▸ **What the task asks**:
Copy, in full, each line of the material that holds the word "موافقة".
------ Data provided ------
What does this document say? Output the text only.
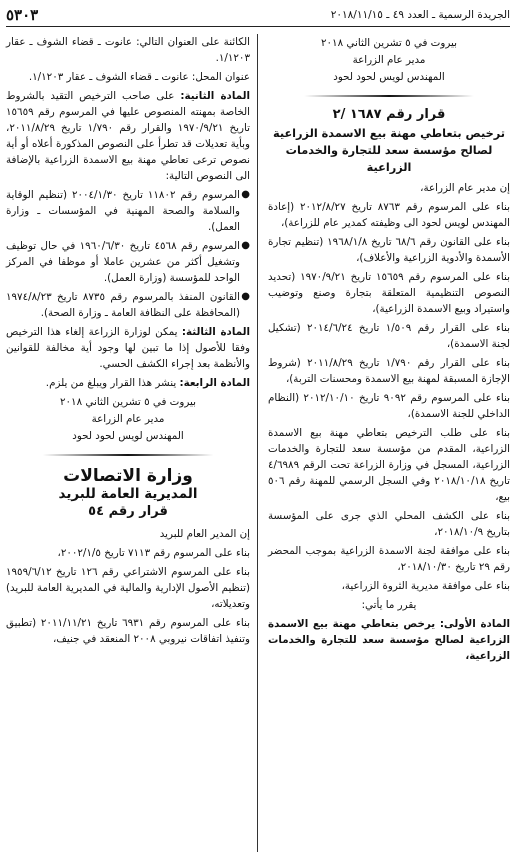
الجريدة الرسمية ـ العدد ٤٩ ـ ٢٠١٨/١١/١٥
٥٣٠٣

بيروت في ٥ تشرين الثاني ٢٠١٨

مدير عام الزراعة

المهندس لويس لحود لحود

قرار رقم ١٦٨٧ /٢

ترخيص بتعاطي مهنة بيع الاسمدة الزراعية لصالح مؤسسة سعد للتجارة والخدمات الزراعية

إن مدير عام الزراعة،

بناء على المرسوم رقم ٨٧٦٣ تاريخ ٢٠١٢/٨/٢٧ (إعادة المهندس لويس لحود الى وظيفته كمدير عام للزراعة)،

بناء على القانون رقم ٦٨/٦ تاريخ ١٩٦٨/١/٨ (تنظيم تجارة الأسمدة والأدوية الزراعية والأعلاف)،

بناء على المرسوم رقم ١٥٦٥٩ تاريخ ١٩٧٠/٩/٢١ (تحديد النصوص التنظيمية المتعلقة بتجارة وصنع وتوضيب واستيراد وبيع الاسمدة الزراعية)،

بناء على القرار رقم ١/٥٠٩ تاريخ ٢٠١٤/٦/٢٤ (تشكيل لجنة الاسمدة)،

بناء على القرار رقم ١/٧٩٠ تاريخ ٢٠١١/٨/٢٩ (شروط الإجازة المسبقة لمهنة بيع الاسمدة ومحسنات التربة)،

بناء على المرسوم رقم ٩٠٩٢ تاريخ ٢٠١٢/١٠/١٠ (النظام الداخلي للجنة الاسمدة)،

بناء على طلب الترخيص بتعاطي مهنة بيع الاسمدة الزراعية، المقدم من مؤسسة سعد للتجارة والخدمات الزراعية، المسجل في وزارة الزراعة تحت الرقم ٤/٦٩٨٩ تاريخ ٢٠١٨/١٠/١٨ وفي السجل الرسمي للمهنة رقم ٥٠٦ بيع،

بناء على الكشف المحلي الذي جرى على المؤسسة بتاريخ ٢٠١٨/١٠/٩،

بناء على موافقة لجنة الاسمدة الزراعية بموجب المحضر رقم ٢٩ تاريخ ٢٠١٨/١٠/٣٠،

بناء على موافقة مديرية الثروة الزراعية،

يقرر ما يأتي:

المادة الأولى: يرخص بتعاطي مهنة بيع الاسمدة الزراعية لصالح مؤسسة سعد للتجارة والخدمات الزراعية،

الكائنة على العنوان التالي: عانوت ـ قضاء الشوف ـ عقار ١/١٢٠٣.

عنوان المحل: عانوت ـ قضاء الشوف ـ عقار ١/١٢٠٣.

المادة الثانية: على صاحب الترخيص التقيد بالشروط الخاصة بمهنته المنصوص عليها في المرسوم رقم ١٥٦٥٩ تاريخ ١٩٧٠/٩/٢١ والقرار رقم ١/٧٩٠ تاريخ ٢٠١١/٨/٢٩، وبأية تعديلات قد تطرأ على النصوص المذكورة أعلاه أو أية نصوص ترعى تعاطي مهنة بيع الاسمدة الزراعية بالإضافة الى النصوص التالية:

●
المرسوم رقم ١١٨٠٢ تاريخ ٢٠٠٤/١/٣٠ (تنظيم الوقاية والسلامة والصحة المهنية في المؤسسات ـ وزارة العمل).

●
المرسوم رقم ٤٥٦٨ تاريخ ١٩٦٠/٦/٣٠ في حال توظيف وتشغيل أكثر من عشرين عاملا أو موظفا في المركز الواحد للمؤسسة (وزارة العمل).

●
القانون المنفذ بالمرسوم رقم ٨٧٣٥ تاريخ ١٩٧٤/٨/٢٣ (المحافظة على النظافة العامة ـ وزارة الصحة).

المادة الثالثة: يمكن لوزارة الزراعة إلغاء هذا الترخيص وفقا للأصول إذا ما تبين لها وجود أية مخالفة للقوانين والأنظمة بعد إجراء الكشف الحسي.

المادة الرابعة: ينشر هذا القرار ويبلغ من يلزم.

بيروت في ٥ تشرين الثاني ٢٠١٨

مدير عام الزراعة

المهندس لويس لحود لحود

وزارة الاتصالات

المديرية العامة للبريد

قرار رقم ٥٤

إن المدير العام للبريد

بناء على المرسوم رقم ٧١١٣ تاريخ ٢٠٠٢/١/٥،

بناء على المرسوم الاشتراعي رقم ١٢٦ تاريخ ١٩٥٩/٦/١٢ (تنظيم الأصول الإدارية والمالية في المديرية العامة للبريد) وتعديلاته،

بناء على المرسوم رقم ٦٩٣١ تاريخ ٢٠١١/١١/٢١ (تطبيق وتنفيذ اتفاقات نيروبي ٢٠٠٨ المنعقد في جنيف،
------
▸ **Right answer**:
بناء على موافقة لجنة الاسمدة الزراعية بموجب المحضر رقم ٢٩ تاريخ ٢٠١٨/١٠/٣٠،
بناء على موافقة مديرية الثروة الزراعية،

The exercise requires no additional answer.